§ **Aim**
Below are some records; reproduce every one of them exactly.

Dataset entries
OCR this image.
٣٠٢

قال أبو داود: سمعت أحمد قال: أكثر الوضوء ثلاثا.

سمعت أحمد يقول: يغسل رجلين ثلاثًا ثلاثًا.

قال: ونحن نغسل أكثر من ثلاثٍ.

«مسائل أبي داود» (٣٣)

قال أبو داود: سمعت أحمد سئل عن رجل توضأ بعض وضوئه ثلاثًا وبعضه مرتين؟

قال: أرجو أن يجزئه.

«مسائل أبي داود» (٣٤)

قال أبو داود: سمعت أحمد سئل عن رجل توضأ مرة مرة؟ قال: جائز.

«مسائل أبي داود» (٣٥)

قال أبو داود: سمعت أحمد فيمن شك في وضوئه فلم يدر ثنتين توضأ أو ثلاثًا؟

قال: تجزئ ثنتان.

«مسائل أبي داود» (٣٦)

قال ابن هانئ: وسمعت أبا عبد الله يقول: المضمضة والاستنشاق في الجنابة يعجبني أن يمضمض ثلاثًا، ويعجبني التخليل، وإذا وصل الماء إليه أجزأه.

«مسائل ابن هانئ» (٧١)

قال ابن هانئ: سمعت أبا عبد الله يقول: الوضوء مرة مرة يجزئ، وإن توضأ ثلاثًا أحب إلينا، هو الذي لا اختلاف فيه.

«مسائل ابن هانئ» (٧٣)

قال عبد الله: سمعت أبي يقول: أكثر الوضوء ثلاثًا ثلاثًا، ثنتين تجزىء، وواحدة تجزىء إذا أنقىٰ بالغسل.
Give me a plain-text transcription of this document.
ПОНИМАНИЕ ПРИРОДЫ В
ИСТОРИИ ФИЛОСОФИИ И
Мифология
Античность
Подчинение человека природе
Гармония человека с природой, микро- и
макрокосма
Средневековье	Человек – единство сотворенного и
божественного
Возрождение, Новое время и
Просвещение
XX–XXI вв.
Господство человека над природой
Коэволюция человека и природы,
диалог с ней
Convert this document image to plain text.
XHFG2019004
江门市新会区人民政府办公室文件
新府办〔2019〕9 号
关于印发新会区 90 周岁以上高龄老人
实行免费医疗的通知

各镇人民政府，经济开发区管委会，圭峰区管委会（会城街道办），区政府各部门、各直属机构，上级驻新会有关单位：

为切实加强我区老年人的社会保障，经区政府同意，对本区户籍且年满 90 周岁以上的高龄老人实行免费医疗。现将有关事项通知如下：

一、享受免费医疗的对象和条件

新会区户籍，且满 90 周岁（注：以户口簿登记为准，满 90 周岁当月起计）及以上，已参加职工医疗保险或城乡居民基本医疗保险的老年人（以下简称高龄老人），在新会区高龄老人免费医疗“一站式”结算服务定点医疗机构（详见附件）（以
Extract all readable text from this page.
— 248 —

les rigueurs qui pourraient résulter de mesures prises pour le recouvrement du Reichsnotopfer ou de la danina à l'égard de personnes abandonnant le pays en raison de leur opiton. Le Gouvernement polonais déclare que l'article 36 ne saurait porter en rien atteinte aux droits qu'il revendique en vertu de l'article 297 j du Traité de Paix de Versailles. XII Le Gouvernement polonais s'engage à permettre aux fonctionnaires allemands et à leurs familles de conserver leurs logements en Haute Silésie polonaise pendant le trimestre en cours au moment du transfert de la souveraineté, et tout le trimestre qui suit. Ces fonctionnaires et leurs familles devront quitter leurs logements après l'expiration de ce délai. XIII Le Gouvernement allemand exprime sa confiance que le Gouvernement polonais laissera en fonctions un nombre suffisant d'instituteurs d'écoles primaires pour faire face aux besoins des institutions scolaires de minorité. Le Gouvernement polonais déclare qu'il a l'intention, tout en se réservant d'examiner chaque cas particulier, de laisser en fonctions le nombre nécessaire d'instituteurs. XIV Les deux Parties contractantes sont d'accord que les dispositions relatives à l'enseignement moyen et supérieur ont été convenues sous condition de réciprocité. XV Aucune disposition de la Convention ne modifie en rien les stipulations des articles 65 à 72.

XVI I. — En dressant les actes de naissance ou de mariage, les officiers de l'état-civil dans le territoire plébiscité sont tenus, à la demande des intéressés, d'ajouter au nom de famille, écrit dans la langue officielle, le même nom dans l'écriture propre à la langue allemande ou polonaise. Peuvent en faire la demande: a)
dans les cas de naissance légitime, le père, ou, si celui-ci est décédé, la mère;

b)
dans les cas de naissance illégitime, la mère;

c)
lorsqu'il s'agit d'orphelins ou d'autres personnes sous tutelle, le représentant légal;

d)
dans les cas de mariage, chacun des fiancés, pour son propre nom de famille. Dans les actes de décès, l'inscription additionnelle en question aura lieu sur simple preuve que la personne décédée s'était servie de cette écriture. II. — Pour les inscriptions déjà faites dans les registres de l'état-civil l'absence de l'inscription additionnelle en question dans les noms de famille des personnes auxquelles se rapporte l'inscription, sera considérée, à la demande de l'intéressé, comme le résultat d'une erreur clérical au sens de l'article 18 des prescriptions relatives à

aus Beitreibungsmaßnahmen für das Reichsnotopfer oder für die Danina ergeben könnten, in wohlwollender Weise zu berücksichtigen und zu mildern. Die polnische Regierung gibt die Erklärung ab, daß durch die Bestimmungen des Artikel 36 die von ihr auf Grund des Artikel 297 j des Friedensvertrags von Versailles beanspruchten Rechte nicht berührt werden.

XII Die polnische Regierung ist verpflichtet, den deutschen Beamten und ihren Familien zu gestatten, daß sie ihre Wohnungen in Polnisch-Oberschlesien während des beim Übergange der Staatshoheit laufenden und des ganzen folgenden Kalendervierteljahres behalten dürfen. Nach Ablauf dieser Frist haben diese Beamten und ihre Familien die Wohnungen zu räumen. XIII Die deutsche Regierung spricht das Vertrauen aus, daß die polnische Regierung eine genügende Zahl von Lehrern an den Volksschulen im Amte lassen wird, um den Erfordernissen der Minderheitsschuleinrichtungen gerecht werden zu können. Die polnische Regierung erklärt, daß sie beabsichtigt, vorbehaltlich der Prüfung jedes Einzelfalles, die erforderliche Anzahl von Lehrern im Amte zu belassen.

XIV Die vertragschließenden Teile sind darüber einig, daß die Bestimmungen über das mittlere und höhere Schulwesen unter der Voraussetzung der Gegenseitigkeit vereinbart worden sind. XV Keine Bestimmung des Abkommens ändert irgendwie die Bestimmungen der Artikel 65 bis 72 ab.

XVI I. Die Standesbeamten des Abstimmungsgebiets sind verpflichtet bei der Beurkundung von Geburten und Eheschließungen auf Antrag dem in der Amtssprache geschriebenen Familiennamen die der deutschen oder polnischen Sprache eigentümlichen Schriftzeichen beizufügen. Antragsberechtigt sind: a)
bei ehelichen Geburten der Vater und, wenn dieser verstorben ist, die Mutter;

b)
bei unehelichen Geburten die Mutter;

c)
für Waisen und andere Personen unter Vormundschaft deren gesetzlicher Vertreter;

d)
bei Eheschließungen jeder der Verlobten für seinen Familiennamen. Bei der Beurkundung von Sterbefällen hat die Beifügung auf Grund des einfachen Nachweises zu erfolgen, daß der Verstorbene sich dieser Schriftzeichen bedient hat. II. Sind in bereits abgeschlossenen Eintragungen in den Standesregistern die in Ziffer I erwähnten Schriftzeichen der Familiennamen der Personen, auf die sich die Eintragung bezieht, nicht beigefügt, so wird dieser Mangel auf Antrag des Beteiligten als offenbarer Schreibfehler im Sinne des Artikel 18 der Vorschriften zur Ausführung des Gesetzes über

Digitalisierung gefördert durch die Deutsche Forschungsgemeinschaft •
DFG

§ **Output of the exercise**
OCR this image.
٣٠٢

قال أبو داود: سمعت أحمد قال: أكثر الوضوء ثلاثا.

سمعت أحمد يقول: يغسل رجلين ثلاثًا ثلاثًا.

قال: ونحن نغسل أكثر من ثلاثٍ.

«مسائل أبي داود» (٣٣)

قال أبو داود: سمعت أحمد سئل عن رجل توضأ بعض وضوئه ثلاثًا وبعضه مرتين؟

قال: أرجو أن يجزئه.

«مسائل أبي داود» (٣٤)

قال أبو داود: سمعت أحمد سئل عن رجل توضأ مرة مرة؟ قال: جائز.

«مسائل أبي داود» (٣٥)

قال أبو داود: سمعت أحمد فيمن شك في وضوئه فلم يدر ثنتين توضأ أو ثلاثًا؟

قال: تجزئ ثنتان.

«مسائل أبي داود» (٣٦)

قال ابن هانئ: وسمعت أبا عبد الله يقول: المضمضة والاستنشاق في الجنابة يعجبني أن يمضمض ثلاثًا، ويعجبني التخليل، وإذا وصل الماء إليه أجزأه.

«مسائل ابن هانئ» (٧١)

قال ابن هانئ: سمعت أبا عبد الله يقول: الوضوء مرة مرة يجزئ، وإن توضأ ثلاثًا أحب إلينا، هو الذي لا اختلاف فيه.

«مسائل ابن هانئ» (٧٣)

قال عبد الله: سمعت أبي يقول: أكثر الوضوء ثلاثًا ثلاثًا، ثنتين تجزىء، وواحدة تجزىء إذا أنقىٰ بالغسل.
Give me a plain-text transcription of this document.
ПОНИМАНИЕ ПРИРОДЫ В
ИСТОРИИ ФИЛОСОФИИ И
Мифология
Античность
Подчинение человека природе
Гармония человека с природой, микро- и
макрокосма
Средневековье	Человек – единство сотворенного и
божественного
Возрождение, Новое время и
Просвещение
XX–XXI вв.
Господство человека над природой
Коэволюция человека и природы,
диалог с ней
Convert this document image to plain text.
XHFG2019004
江门市新会区人民政府办公室文件
新府办〔2019〕9 号
关于印发新会区 90 周岁以上高龄老人
实行免费医疗的通知

各镇人民政府，经济开发区管委会，圭峰区管委会（会城街道办），区政府各部门、各直属机构，上级驻新会有关单位：

为切实加强我区老年人的社会保障，经区政府同意，对本区户籍且年满 90 周岁以上的高龄老人实行免费医疗。现将有关事项通知如下：

一、享受免费医疗的对象和条件

新会区户籍，且满 90 周岁（注：以户口簿登记为准，满 90 周岁当月起计）及以上，已参加职工医疗保险或城乡居民基本医疗保险的老年人（以下简称高龄老人），在新会区高龄老人免费医疗“一站式”结算服务定点医疗机构（详见附件）（以
Extract all readable text from this page.
— 248 —

les rigueurs qui pourraient résulter de mesures prises pour le recouvrement du Reichsnotopfer ou de la danina à l'égard de personnes abandonnant le pays en raison de leur opiton. Le Gouvernement polonais déclare que l'article 36 ne saurait porter en rien atteinte aux droits qu'il revendique en vertu de l'article 297 j du Traité de Paix de Versailles. XII Le Gouvernement polonais s'engage à permettre aux fonctionnaires allemands et à leurs familles de conserver leurs logements en Haute Silésie polonaise pendant le trimestre en cours au moment du transfert de la souveraineté, et tout le trimestre qui suit. Ces fonctionnaires et leurs familles devront quitter leurs logements après l'expiration de ce délai. XIII Le Gouvernement allemand exprime sa confiance que le Gouvernement polonais laissera en fonctions un nombre suffisant d'instituteurs d'écoles primaires pour faire face aux besoins des institutions scolaires de minorité. Le Gouvernement polonais déclare qu'il a l'intention, tout en se réservant d'examiner chaque cas particulier, de laisser en fonctions le nombre nécessaire d'instituteurs. XIV Les deux Parties contractantes sont d'accord que les dispositions relatives à l'enseignement moyen et supérieur ont été convenues sous condition de réciprocité. XV Aucune disposition de la Convention ne modifie en rien les stipulations des articles 65 à 72.

XVI I. — En dressant les actes de naissance ou de mariage, les officiers de l'état-civil dans le territoire plébiscité sont tenus, à la demande des intéressés, d'ajouter au nom de famille, écrit dans la langue officielle, le même nom dans l'écriture propre à la langue allemande ou polonaise. Peuvent en faire la demande: a)
dans les cas de naissance légitime, le père, ou, si celui-ci est décédé, la mère;

b)
dans les cas de naissance illégitime, la mère;

c)
lorsqu'il s'agit d'orphelins ou d'autres personnes sous tutelle, le représentant légal;

d)
dans les cas de mariage, chacun des fiancés, pour son propre nom de famille. Dans les actes de décès, l'inscription additionnelle en question aura lieu sur simple preuve que la personne décédée s'était servie de cette écriture. II. — Pour les inscriptions déjà faites dans les registres de l'état-civil l'absence de l'inscription additionnelle en question dans les noms de famille des personnes auxquelles se rapporte l'inscription, sera considérée, à la demande de l'intéressé, comme le résultat d'une erreur clérical au sens de l'article 18 des prescriptions relatives à

aus Beitreibungsmaßnahmen für das Reichsnotopfer oder für die Danina ergeben könnten, in wohlwollender Weise zu berücksichtigen und zu mildern. Die polnische Regierung gibt die Erklärung ab, daß durch die Bestimmungen des Artikel 36 die von ihr auf Grund des Artikel 297 j des Friedensvertrags von Versailles beanspruchten Rechte nicht berührt werden.

XII Die polnische Regierung ist verpflichtet, den deutschen Beamten und ihren Familien zu gestatten, daß sie ihre Wohnungen in Polnisch-Oberschlesien während des beim Übergange der Staatshoheit laufenden und des ganzen folgenden Kalendervierteljahres behalten dürfen. Nach Ablauf dieser Frist haben diese Beamten und ihre Familien die Wohnungen zu räumen. XIII Die deutsche Regierung spricht das Vertrauen aus, daß die polnische Regierung eine genügende Zahl von Lehrern an den Volksschulen im Amte lassen wird, um den Erfordernissen der Minderheitsschuleinrichtungen gerecht werden zu können. Die polnische Regierung erklärt, daß sie beabsichtigt, vorbehaltlich der Prüfung jedes Einzelfalles, die erforderliche Anzahl von Lehrern im Amte zu belassen.

XIV Die vertragschließenden Teile sind darüber einig, daß die Bestimmungen über das mittlere und höhere Schulwesen unter der Voraussetzung der Gegenseitigkeit vereinbart worden sind. XV Keine Bestimmung des Abkommens ändert irgendwie die Bestimmungen der Artikel 65 bis 72 ab.

XVI I. Die Standesbeamten des Abstimmungsgebiets sind verpflichtet bei der Beurkundung von Geburten und Eheschließungen auf Antrag dem in der Amtssprache geschriebenen Familiennamen die der deutschen oder polnischen Sprache eigentümlichen Schriftzeichen beizufügen. Antragsberechtigt sind: a)
bei ehelichen Geburten der Vater und, wenn dieser verstorben ist, die Mutter;

b)
bei unehelichen Geburten die Mutter;

c)
für Waisen und andere Personen unter Vormundschaft deren gesetzlicher Vertreter;

d)
bei Eheschließungen jeder der Verlobten für seinen Familiennamen. Bei der Beurkundung von Sterbefällen hat die Beifügung auf Grund des einfachen Nachweises zu erfolgen, daß der Verstorbene sich dieser Schriftzeichen bedient hat. II. Sind in bereits abgeschlossenen Eintragungen in den Standesregistern die in Ziffer I erwähnten Schriftzeichen der Familiennamen der Personen, auf die sich die Eintragung bezieht, nicht beigefügt, so wird dieser Mangel auf Antrag des Beteiligten als offenbarer Schreibfehler im Sinne des Artikel 18 der Vorschriften zur Ausführung des Gesetzes über

Digitalisierung gefördert durch die Deutsche Forschungsgemeinschaft •
DFG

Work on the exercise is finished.